Your task: Look through the lines below and extract any with the word "temperatures".

Records from a data source:
────────────────

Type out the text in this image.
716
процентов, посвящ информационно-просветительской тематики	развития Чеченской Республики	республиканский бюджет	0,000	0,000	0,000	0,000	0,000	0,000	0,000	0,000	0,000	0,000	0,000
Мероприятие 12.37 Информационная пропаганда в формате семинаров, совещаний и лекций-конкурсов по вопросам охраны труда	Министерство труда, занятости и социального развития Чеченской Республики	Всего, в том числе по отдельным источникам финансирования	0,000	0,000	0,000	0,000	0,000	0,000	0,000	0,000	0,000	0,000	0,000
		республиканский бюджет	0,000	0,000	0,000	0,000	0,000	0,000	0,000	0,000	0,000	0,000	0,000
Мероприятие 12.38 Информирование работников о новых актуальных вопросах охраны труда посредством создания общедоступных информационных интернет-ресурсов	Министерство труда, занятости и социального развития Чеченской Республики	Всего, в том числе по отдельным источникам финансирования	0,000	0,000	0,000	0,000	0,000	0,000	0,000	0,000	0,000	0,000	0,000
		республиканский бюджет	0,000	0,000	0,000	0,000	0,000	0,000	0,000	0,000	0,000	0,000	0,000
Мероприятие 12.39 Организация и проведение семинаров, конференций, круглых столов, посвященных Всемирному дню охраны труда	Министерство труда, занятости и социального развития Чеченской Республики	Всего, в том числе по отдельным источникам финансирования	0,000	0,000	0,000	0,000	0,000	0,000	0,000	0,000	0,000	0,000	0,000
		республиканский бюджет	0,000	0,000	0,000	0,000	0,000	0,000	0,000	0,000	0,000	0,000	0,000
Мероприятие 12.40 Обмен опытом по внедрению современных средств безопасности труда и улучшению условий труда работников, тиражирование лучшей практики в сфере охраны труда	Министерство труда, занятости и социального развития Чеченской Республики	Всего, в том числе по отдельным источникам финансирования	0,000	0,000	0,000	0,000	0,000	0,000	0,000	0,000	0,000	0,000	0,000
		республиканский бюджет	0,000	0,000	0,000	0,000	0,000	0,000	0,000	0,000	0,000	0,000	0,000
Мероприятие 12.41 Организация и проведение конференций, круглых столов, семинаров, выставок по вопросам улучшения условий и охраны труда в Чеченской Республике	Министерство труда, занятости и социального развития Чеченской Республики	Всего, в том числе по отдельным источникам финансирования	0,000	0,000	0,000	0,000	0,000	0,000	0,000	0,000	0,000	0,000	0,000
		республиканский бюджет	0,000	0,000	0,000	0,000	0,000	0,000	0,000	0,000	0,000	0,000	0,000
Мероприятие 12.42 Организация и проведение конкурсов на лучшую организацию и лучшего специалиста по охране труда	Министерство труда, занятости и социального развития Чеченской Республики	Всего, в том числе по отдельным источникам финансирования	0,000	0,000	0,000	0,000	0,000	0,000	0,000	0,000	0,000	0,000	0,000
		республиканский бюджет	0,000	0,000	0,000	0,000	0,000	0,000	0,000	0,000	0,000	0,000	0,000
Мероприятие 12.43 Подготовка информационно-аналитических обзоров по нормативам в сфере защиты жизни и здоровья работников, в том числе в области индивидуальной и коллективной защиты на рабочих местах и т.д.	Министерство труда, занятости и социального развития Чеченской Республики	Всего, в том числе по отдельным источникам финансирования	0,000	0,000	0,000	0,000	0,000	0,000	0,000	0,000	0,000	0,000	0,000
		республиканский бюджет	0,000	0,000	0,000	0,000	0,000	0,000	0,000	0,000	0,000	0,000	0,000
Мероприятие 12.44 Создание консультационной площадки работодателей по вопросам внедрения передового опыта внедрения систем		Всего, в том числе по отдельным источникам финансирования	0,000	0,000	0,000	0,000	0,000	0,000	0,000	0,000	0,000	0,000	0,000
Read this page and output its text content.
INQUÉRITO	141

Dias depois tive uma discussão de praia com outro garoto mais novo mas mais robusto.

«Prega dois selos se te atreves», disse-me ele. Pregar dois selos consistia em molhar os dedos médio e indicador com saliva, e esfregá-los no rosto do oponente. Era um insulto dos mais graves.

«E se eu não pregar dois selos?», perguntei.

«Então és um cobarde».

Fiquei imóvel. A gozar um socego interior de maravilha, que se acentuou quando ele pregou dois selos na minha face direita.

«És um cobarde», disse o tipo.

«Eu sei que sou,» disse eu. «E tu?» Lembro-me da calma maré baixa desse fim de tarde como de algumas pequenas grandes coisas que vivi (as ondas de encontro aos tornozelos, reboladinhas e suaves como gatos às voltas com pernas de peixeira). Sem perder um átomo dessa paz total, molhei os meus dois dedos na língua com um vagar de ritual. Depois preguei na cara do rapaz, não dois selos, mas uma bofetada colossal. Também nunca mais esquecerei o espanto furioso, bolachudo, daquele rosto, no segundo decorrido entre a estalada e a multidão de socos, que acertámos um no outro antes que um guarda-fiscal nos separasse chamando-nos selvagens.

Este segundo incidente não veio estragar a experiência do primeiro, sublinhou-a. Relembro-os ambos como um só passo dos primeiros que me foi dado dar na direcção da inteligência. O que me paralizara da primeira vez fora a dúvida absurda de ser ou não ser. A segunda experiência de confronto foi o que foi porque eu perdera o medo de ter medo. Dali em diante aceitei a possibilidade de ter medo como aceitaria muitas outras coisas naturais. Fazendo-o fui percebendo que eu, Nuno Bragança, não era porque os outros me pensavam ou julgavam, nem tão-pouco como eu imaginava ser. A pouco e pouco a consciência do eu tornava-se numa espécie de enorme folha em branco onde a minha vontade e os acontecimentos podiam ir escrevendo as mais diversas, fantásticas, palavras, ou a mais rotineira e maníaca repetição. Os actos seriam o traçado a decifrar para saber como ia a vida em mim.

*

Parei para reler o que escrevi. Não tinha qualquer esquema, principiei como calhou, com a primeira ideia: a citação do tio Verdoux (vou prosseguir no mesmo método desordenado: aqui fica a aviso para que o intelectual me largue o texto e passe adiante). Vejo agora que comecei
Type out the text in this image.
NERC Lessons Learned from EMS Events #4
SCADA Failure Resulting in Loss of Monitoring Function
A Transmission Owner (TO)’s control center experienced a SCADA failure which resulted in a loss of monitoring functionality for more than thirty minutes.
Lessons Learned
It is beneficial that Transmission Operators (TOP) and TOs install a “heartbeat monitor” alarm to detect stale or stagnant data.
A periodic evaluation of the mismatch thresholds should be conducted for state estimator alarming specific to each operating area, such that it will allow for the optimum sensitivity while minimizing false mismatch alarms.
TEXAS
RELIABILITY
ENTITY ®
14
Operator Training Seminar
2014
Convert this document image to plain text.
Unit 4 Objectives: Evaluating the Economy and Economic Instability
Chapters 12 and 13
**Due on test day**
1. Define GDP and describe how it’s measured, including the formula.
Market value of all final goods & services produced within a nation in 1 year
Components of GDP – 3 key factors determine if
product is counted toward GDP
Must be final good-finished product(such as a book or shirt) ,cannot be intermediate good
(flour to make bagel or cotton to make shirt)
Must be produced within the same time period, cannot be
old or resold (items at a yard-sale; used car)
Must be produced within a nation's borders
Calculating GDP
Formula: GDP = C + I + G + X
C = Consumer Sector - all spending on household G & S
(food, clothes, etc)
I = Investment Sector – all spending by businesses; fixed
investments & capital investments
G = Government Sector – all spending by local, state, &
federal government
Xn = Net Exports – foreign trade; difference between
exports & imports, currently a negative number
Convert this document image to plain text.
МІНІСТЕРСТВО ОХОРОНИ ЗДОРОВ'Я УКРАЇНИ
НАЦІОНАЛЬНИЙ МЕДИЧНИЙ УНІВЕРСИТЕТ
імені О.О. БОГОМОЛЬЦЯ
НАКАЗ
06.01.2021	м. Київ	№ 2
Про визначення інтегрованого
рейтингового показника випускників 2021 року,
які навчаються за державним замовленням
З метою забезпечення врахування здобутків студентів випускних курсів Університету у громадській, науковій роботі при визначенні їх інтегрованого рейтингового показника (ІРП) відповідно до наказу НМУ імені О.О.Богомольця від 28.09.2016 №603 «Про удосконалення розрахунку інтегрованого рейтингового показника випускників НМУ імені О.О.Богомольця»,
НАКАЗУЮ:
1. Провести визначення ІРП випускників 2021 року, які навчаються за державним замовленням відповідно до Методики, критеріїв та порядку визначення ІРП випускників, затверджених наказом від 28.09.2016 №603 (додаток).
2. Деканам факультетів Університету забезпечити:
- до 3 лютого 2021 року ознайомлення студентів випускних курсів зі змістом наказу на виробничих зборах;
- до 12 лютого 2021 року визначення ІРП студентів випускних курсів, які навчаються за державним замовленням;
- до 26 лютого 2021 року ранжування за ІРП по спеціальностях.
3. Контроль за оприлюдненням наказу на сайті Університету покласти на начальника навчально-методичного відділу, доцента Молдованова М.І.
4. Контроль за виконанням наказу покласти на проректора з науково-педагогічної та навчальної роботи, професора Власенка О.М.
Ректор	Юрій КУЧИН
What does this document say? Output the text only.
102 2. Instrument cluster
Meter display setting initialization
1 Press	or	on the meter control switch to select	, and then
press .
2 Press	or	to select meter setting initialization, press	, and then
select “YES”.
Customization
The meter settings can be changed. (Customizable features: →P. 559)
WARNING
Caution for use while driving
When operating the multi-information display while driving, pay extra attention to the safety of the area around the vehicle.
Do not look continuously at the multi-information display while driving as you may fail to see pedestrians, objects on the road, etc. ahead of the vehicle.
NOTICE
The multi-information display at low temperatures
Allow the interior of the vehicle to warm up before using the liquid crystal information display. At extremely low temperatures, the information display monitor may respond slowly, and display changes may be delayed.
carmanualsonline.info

────────────────

Result:
The multi-information display at low temperatures
Allow the interior of the vehicle to warm up before using the liquid crystal information display. At extremely low temperatures, the information display monitor may respond slowly, and display changes may be delayed.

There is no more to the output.